The problem: Exact reproduction is required for all entries.

Stored records:
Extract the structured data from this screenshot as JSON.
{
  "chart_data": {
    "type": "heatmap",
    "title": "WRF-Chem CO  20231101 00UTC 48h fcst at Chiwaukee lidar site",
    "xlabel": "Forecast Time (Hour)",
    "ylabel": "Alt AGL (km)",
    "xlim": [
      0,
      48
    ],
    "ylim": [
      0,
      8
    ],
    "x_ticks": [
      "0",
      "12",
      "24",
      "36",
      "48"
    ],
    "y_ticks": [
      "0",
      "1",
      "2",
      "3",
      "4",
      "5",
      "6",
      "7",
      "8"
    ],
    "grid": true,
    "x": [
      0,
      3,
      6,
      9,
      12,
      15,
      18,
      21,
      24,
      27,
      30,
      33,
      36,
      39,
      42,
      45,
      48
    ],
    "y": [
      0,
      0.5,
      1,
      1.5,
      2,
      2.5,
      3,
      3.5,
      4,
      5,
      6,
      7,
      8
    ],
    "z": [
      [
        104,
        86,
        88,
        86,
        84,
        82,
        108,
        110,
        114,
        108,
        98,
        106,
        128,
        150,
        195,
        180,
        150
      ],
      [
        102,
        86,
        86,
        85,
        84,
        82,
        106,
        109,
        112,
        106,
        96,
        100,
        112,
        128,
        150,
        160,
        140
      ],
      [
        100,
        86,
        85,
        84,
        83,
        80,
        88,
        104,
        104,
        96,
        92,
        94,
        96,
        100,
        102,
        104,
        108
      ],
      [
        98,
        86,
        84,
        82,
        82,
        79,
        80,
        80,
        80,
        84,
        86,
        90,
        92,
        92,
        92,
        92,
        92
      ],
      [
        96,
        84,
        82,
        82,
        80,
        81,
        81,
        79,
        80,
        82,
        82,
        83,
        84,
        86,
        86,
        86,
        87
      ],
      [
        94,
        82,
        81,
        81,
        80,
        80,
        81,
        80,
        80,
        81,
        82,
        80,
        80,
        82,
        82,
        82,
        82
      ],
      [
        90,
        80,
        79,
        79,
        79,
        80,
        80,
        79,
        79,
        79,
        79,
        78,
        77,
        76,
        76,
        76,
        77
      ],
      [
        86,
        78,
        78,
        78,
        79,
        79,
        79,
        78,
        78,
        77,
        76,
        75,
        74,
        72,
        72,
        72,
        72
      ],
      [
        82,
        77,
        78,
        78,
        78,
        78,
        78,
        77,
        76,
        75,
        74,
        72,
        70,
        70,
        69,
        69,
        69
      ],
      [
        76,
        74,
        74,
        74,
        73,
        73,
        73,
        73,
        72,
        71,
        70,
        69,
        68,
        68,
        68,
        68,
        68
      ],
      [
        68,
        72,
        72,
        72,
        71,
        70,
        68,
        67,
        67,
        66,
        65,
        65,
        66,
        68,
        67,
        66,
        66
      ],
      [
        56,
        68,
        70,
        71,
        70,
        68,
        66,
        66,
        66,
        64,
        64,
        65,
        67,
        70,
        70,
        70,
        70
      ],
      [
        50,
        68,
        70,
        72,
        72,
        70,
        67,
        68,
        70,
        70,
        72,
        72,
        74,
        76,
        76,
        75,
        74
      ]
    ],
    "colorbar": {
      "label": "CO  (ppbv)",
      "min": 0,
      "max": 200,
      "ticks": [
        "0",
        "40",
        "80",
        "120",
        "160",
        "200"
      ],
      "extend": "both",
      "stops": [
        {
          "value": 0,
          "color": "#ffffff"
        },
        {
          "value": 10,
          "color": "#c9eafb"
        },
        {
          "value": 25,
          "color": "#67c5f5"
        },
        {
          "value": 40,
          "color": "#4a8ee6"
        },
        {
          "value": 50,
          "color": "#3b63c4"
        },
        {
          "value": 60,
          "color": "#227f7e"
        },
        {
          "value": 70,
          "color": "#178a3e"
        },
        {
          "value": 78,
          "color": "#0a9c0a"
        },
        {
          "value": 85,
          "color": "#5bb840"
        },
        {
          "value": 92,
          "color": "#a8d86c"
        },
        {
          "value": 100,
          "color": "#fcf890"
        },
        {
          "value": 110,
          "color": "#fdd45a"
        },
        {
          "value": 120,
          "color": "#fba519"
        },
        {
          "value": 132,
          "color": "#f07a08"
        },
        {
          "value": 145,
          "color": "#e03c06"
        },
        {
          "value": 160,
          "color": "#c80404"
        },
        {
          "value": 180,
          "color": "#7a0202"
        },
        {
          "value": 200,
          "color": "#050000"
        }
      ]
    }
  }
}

Response for this exercise:
Extract the structured data from this screenshot as JSON.
{
  "chart_data": {
    "type": "heatmap",
    "title": "WRF-Chem CO  20231101 00UTC 48h fcst at Chiwaukee lidar site",
    "xlabel": "Forecast Time (Hour)",
    "ylabel": "Alt AGL (km)",
    "xlim": [
      0,
      48
    ],
    "ylim": [
      0,
      8
    ],
    "x_ticks": [
      "0",
      "12",
      "24",
      "36",
      "48"
    ],
    "y_ticks": [
      "0",
      "1",
      "2",
      "3",
      "4",
      "5",
      "6",
      "7",
      "8"
    ],
    "grid": true,
    "x": [
      0,
      3,
      6,
      9,
      12,
      15,
      18,
      21,
      24,
      27,
      30,
      33,
      36,
      39,
      42,
      45,
      48
    ],
    "y": [
      0,
      0.5,
      1,
      1.5,
      2,
      2.5,
      3,
      3.5,
      4,
      5,
      6,
      7,
      8
    ],
    "z": [
      [
        104,
        86,
        88,
        86,
        84,
        82,
        108,
        110,
        114,
        108,
        98,
        106,
        128,
        150,
        195,
        180,
        150
      ],
      [
        102,
        86,
        86,
        85,
        84,
        82,
        106,
        109,
        112,
        106,
        96,
        100,
        112,
        128,
        150,
        160,
        140
      ],
      [
        100,
        86,
        85,
        84,
        83,
        80,
        88,
        104,
        104,
        96,
        92,
        94,
        96,
        100,
        102,
        104,
        108
      ],
      [
        98,
        86,
        84,
        82,
        82,
        79,
        80,
        80,
        80,
        84,
        86,
        90,
        92,
        92,
        92,
        92,
        92
      ],
      [
        96,
        84,
        82,
        82,
        80,
        81,
        81,
        79,
        80,
        82,
        82,
        83,
        84,
        86,
        86,
        86,
        87
      ],
      [
        94,
        82,
        81,
        81,
        80,
        80,
        81,
        80,
        80,
        81,
        82,
        80,
        80,
        82,
        82,
        82,
        82
      ],
      [
        90,
        80,
        79,
        79,
        79,
        80,
        80,
        79,
        79,
        79,
        79,
        78,
        77,
        76,
        76,
        76,
        77
      ],
      [
        86,
        78,
        78,
        78,
        79,
        79,
        79,
        78,
        78,
        77,
        76,
        75,
        74,
        72,
        72,
        72,
        72
      ],
      [
        82,
        77,
        78,
        78,
        78,
        78,
        78,
        77,
        76,
        75,
        74,
        72,
        70,
        70,
        69,
        69,
        69
      ],
      [
        76,
        74,
        74,
        74,
        73,
        73,
        73,
        73,
        72,
        71,
        70,
        69,
        68,
        68,
        68,
        68,
        68
      ],
      [
        68,
        72,
        72,
        72,
        71,
        70,
        68,
        67,
        67,
        66,
        65,
        65,
        66,
        68,
        67,
        66,
        66
      ],
      [
        56,
        68,
        70,
        71,
        70,
        68,
        66,
        66,
        66,
        64,
        64,
        65,
        67,
        70,
        70,
        70,
        70
      ],
      [
        50,
        68,
        70,
        72,
        72,
        70,
        67,
        68,
        70,
        70,
        72,
        72,
        74,
        76,
        76,
        75,
        74
      ]
    ],
    "colorbar": {
      "label": "CO  (ppbv)",
      "min": 0,
      "max": 200,
      "ticks": [
        "0",
        "40",
        "80",
        "120",
        "160",
        "200"
      ],
      "extend": "both",
      "stops": [
        {
          "value": 0,
          "color": "#ffffff"
        },
        {
          "value": 10,
          "color": "#c9eafb"
        },
        {
          "value": 25,
          "color": "#67c5f5"
        },
        {
          "value": 40,
          "color": "#4a8ee6"
        },
        {
          "value": 50,
          "color": "#3b63c4"
        },
        {
          "value": 60,
          "color": "#227f7e"
        },
        {
          "value": 70,
          "color": "#178a3e"
        },
        {
          "value": 78,
          "color": "#0a9c0a"
        },
        {
          "value": 85,
          "color": "#5bb840"
        },
        {
          "value": 92,
          "color": "#a8d86c"
        },
        {
          "value": 100,
          "color": "#fcf890"
        },
        {
          "value": 110,
          "color": "#fdd45a"
        },
        {
          "value": 120,
          "color": "#fba519"
        },
        {
          "value": 132,
          "color": "#f07a08"
        },
        {
          "value": 145,
          "color": "#e03c06"
        },
        {
          "value": 160,
          "color": "#c80404"
        },
        {
          "value": 180,
          "color": "#7a0202"
        },
        {
          "value": 200,
          "color": "#050000"
        }
      ]
    }
  }
}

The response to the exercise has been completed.